WRITTEN EXERCISE>
Every record below should be written out exactly; pictures stay out.

Extracted data entries
· · ·
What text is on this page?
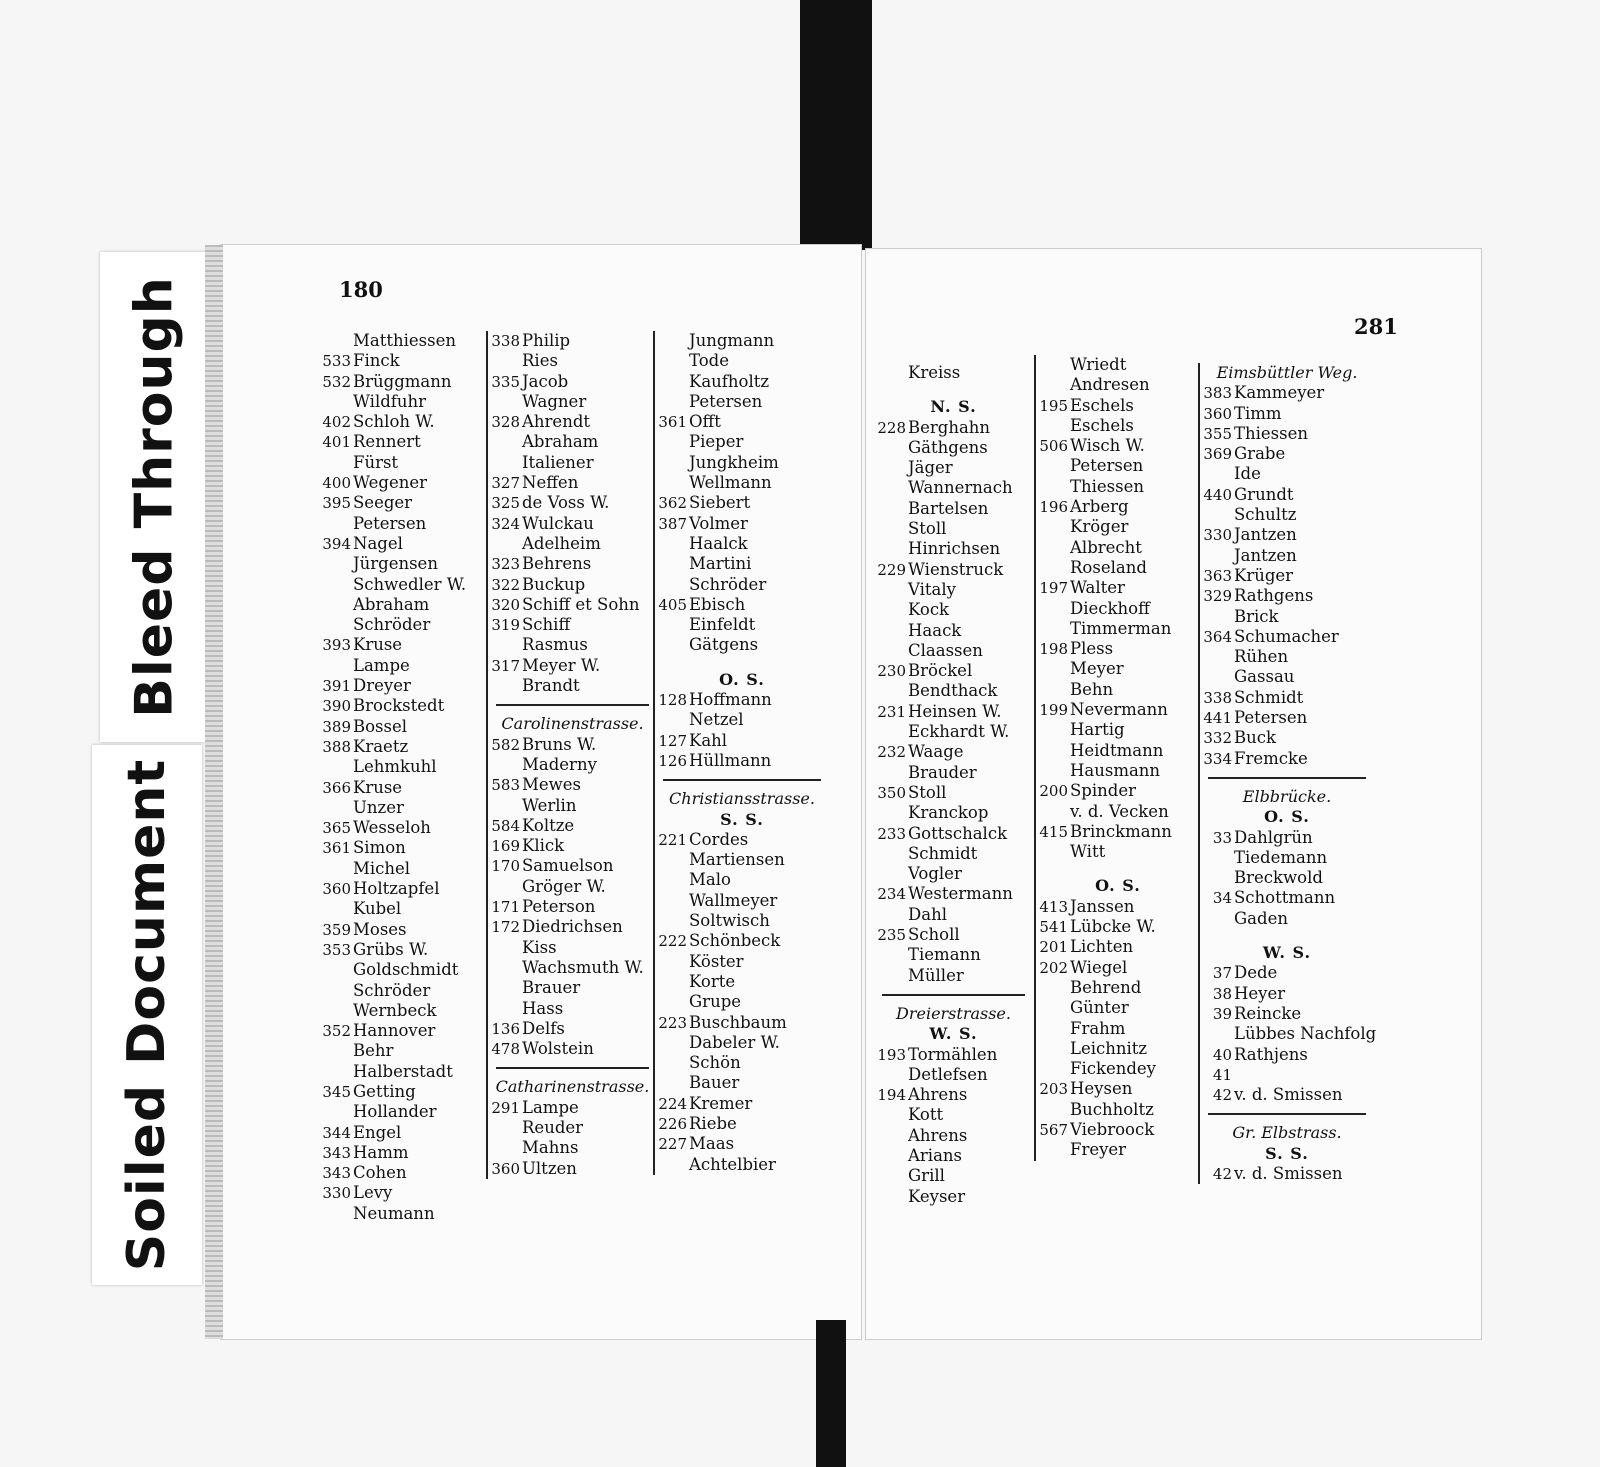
Bleed Through
Soiled Document
180
Matthiessen
533 Finck
532 Brüggmann
Wildfuhr
402 Schloh W.
401 Rennert
Fürst
400 Wegener
395 Seeger
Petersen
394 Nagel
Jürgensen
Schwedler W.
Abraham
Schröder
393 Kruse
Lampe
391 Dreyer
390 Brockstedt
389 Bossel
388 Kraetz
Lehmkuhl
366 Kruse
Unzer
365 Wesseloh
361 Simon
Michel
360 Holtzapfel
Kubel
359 Moses
353 Grübs W.
Goldschmidt
Schröder
Wernbeck
352 Hannover
Behr
Halberstadt
345 Getting
Hollander
344 Engel
343 Hamm
343 Cohen
330 Levy
Neumann
338 Philip
Ries
335 Jacob
Wagner
328 Ahrendt
Abraham
Italiener
327 Neffen
325 de Voss W.
324 Wulckau
Adelheim
323 Behrens
322 Buckup
320 Schiff et Sohn
319 Schiff
Rasmus
317 Meyer W.
Brandt
Carolinenstrasse.
582 Bruns W.
Maderny
583 Mewes
Werlin
584 Koltze
169 Klick
170 Samuelson
Gröger W.
171 Peterson
172 Diedrichsen
Kiss
Wachsmuth W.
Brauer
Hass
136 Delfs
478 Wolstein
Catharinenstrasse.
291 Lampe
Reuder
Mahns
360 Ultzen
Jungmann
Tode
Kaufholtz
Petersen
361 Offt
Pieper
Jungkheim
Wellmann
362 Siebert
387 Volmer
Haalck
Martini
Schröder
405 Ebisch
Einfeldt
Gätgens
O. S.
128 Hoffmann
Netzel
127 Kahl
126 Hüllmann
Christiansstrasse.
S. S.
221 Cordes
Martiensen
Malo
Wallmeyer
Soltwisch
222 Schönbeck
Köster
Korte
Grupe
223 Buschbaum
Dabeler W.
Schön
Bauer
224 Kremer
226 Riebe
227 Maas
Achtelbier
281
Kreiss
N. S.
228 Berghahn
Gäthgens
Jäger
Wannernach
Bartelsen
Stoll
Hinrichsen
229 Wienstruck
Vitaly
Kock
Haack
Claassen
230 Bröckel
Bendthack
231 Heinsen W.
Eckhardt W.
232 Waage
Brauder
350 Stoll
Kranckop
233 Gottschalck
Schmidt
Vogler
234 Westermann
Dahl
235 Scholl
Tiemann
Müller
Dreierstrasse.
W. S.
193 Tormählen
Detlefsen
194 Ahrens
Kott
Ahrens
Arians
Grill
Keyser
Wriedt
Andresen
195 Eschels
Eschels
506 Wisch W.
Petersen
Thiessen
196 Arberg
Kröger
Albrecht
Roseland
197 Walter
Dieckhoff
Timmerman
198 Pless
Meyer
Behn
199 Nevermann
Hartig
Heidtmann
Hausmann
200 Spinder
v. d. Vecken
415 Brinckmann
Witt
O. S.
413 Janssen
541 Lübcke W.
201 Lichten
202 Wiegel
Behrend
Günter
Frahm
Leichnitz
Fickendey
203 Heysen
Buchholtz
567 Viebroock
Freyer
Eimsbüttler Weg.
383 Kammeyer
360 Timm
355 Thiessen
369 Grabe
Ide
440 Grundt
Schultz
330 Jantzen
Jantzen
363 Krüger
329 Rathgens
Brick
364 Schumacher
Rühen
Gassau
338 Schmidt
441 Petersen
332 Buck
334 Fremcke
Elbbrücke.
O. S.
33 Dahlgrün
Tiedemann
Breckwold
34 Schottmann
Gaden
W. S.
37 Dede
38 Heyer
39 Reincke
Lübbes Nachfolg
40 Rathjens
41
42 v. d. Smissen
Gr. Elbstrass.
S. S.
42 v. d. Smissen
· · ·
TASK RESPONSE>
What text is on this page?
Bleed Through
Soiled Document
180
Matthiessen
533 Finck
532 Brüggmann
Wildfuhr
402 Schloh W.
401 Rennert
Fürst
400 Wegener
395 Seeger
Petersen
394 Nagel
Jürgensen
Schwedler W.
Abraham
Schröder
393 Kruse
Lampe
391 Dreyer
390 Brockstedt
389 Bossel
388 Kraetz
Lehmkuhl
366 Kruse
Unzer
365 Wesseloh
361 Simon
Michel
360 Holtzapfel
Kubel
359 Moses
353 Grübs W.
Goldschmidt
Schröder
Wernbeck
352 Hannover
Behr
Halberstadt
345 Getting
Hollander
344 Engel
343 Hamm
343 Cohen
330 Levy
Neumann
338 Philip
Ries
335 Jacob
Wagner
328 Ahrendt
Abraham
Italiener
327 Neffen
325 de Voss W.
324 Wulckau
Adelheim
323 Behrens
322 Buckup
320 Schiff et Sohn
319 Schiff
Rasmus
317 Meyer W.
Brandt
Carolinenstrasse.
582 Bruns W.
Maderny
583 Mewes
Werlin
584 Koltze
169 Klick
170 Samuelson
Gröger W.
171 Peterson
172 Diedrichsen
Kiss
Wachsmuth W.
Brauer
Hass
136 Delfs
478 Wolstein
Catharinenstrasse.
291 Lampe
Reuder
Mahns
360 Ultzen
Jungmann
Tode
Kaufholtz
Petersen
361 Offt
Pieper
Jungkheim
Wellmann
362 Siebert
387 Volmer
Haalck
Martini
Schröder
405 Ebisch
Einfeldt
Gätgens
O. S.
128 Hoffmann
Netzel
127 Kahl
126 Hüllmann
Christiansstrasse.
S. S.
221 Cordes
Martiensen
Malo
Wallmeyer
Soltwisch
222 Schönbeck
Köster
Korte
Grupe
223 Buschbaum
Dabeler W.
Schön
Bauer
224 Kremer
226 Riebe
227 Maas
Achtelbier
281
Kreiss
N. S.
228 Berghahn
Gäthgens
Jäger
Wannernach
Bartelsen
Stoll
Hinrichsen
229 Wienstruck
Vitaly
Kock
Haack
Claassen
230 Bröckel
Bendthack
231 Heinsen W.
Eckhardt W.
232 Waage
Brauder
350 Stoll
Kranckop
233 Gottschalck
Schmidt
Vogler
234 Westermann
Dahl
235 Scholl
Tiemann
Müller
Dreierstrasse.
W. S.
193 Tormählen
Detlefsen
194 Ahrens
Kott
Ahrens
Arians
Grill
Keyser
Wriedt
Andresen
195 Eschels
Eschels
506 Wisch W.
Petersen
Thiessen
196 Arberg
Kröger
Albrecht
Roseland
197 Walter
Dieckhoff
Timmerman
198 Pless
Meyer
Behn
199 Nevermann
Hartig
Heidtmann
Hausmann
200 Spinder
v. d. Vecken
415 Brinckmann
Witt
O. S.
413 Janssen
541 Lübcke W.
201 Lichten
202 Wiegel
Behrend
Günter
Frahm
Leichnitz
Fickendey
203 Heysen
Buchholtz
567 Viebroock
Freyer
Eimsbüttler Weg.
383 Kammeyer
360 Timm
355 Thiessen
369 Grabe
Ide
440 Grundt
Schultz
330 Jantzen
Jantzen
363 Krüger
329 Rathgens
Brick
364 Schumacher
Rühen
Gassau
338 Schmidt
441 Petersen
332 Buck
334 Fremcke
Elbbrücke.
O. S.
33 Dahlgrün
Tiedemann
Breckwold
34 Schottmann
Gaden
W. S.
37 Dede
38 Heyer
39 Reincke
Lübbes Nachfolg
40 Rathjens
41
42 v. d. Smissen
Gr. Elbstrass.
S. S.
42 v. d. Smissen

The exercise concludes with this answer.